Recorded data
• • •

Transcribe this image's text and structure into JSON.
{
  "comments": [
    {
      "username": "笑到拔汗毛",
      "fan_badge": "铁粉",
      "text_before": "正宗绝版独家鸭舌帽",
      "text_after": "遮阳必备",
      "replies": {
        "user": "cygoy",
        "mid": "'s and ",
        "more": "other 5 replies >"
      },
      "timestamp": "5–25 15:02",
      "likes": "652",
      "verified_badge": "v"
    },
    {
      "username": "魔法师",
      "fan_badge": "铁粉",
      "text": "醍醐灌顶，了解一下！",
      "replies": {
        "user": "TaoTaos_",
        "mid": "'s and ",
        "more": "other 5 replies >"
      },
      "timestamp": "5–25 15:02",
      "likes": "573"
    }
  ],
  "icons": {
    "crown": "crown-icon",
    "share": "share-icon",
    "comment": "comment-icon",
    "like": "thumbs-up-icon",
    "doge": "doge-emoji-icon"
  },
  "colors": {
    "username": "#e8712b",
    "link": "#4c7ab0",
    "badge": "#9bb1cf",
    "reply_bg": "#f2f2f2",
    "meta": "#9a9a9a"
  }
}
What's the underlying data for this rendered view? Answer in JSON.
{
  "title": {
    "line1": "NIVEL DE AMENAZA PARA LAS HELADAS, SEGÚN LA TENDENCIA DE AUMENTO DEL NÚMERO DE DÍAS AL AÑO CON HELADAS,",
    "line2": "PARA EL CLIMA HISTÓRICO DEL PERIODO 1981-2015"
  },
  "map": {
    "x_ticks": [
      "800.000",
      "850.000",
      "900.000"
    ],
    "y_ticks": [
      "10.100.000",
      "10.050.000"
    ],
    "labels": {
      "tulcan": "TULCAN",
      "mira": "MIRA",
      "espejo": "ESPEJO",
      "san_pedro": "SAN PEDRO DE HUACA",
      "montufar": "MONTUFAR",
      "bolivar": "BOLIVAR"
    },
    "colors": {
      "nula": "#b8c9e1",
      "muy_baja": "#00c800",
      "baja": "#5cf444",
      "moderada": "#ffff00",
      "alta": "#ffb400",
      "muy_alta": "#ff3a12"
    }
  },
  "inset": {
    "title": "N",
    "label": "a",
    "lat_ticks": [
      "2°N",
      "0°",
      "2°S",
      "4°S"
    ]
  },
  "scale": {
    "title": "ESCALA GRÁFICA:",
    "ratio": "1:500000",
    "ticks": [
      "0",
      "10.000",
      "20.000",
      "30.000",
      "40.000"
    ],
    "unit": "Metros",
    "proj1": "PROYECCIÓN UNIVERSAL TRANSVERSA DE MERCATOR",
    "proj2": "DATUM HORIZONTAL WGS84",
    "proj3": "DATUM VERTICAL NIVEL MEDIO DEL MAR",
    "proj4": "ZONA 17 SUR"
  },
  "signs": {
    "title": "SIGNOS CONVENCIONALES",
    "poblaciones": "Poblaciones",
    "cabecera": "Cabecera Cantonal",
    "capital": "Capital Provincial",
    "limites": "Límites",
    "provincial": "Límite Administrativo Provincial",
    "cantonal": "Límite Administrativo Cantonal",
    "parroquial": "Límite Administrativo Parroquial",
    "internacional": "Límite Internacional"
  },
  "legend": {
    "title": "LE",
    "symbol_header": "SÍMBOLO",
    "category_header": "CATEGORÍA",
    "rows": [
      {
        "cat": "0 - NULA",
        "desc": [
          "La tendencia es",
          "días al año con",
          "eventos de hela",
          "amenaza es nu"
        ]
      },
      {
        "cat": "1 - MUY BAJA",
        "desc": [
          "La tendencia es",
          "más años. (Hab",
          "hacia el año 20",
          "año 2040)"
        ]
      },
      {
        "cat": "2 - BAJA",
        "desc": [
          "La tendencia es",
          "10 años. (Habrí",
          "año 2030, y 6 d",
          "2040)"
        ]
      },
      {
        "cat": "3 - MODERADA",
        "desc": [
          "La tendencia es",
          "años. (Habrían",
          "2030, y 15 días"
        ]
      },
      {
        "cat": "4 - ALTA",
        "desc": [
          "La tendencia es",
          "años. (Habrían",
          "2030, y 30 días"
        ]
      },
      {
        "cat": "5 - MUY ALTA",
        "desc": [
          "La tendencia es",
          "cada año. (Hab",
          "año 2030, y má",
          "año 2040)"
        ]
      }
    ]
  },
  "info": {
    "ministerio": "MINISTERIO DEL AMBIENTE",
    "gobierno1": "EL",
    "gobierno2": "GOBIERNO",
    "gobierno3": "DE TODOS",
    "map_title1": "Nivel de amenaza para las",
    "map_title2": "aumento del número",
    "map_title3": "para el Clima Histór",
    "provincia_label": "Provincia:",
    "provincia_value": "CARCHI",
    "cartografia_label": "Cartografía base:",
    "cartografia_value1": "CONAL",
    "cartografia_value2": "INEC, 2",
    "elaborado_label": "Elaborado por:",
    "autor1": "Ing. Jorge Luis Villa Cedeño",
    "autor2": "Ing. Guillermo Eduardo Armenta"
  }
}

• • •

SET TASK: Search the data for "Provincial". Copy every line that has it.

REPLY:
    "capital": "Capital Provincial",
    "provincial": "Límite Administrativo Provincial",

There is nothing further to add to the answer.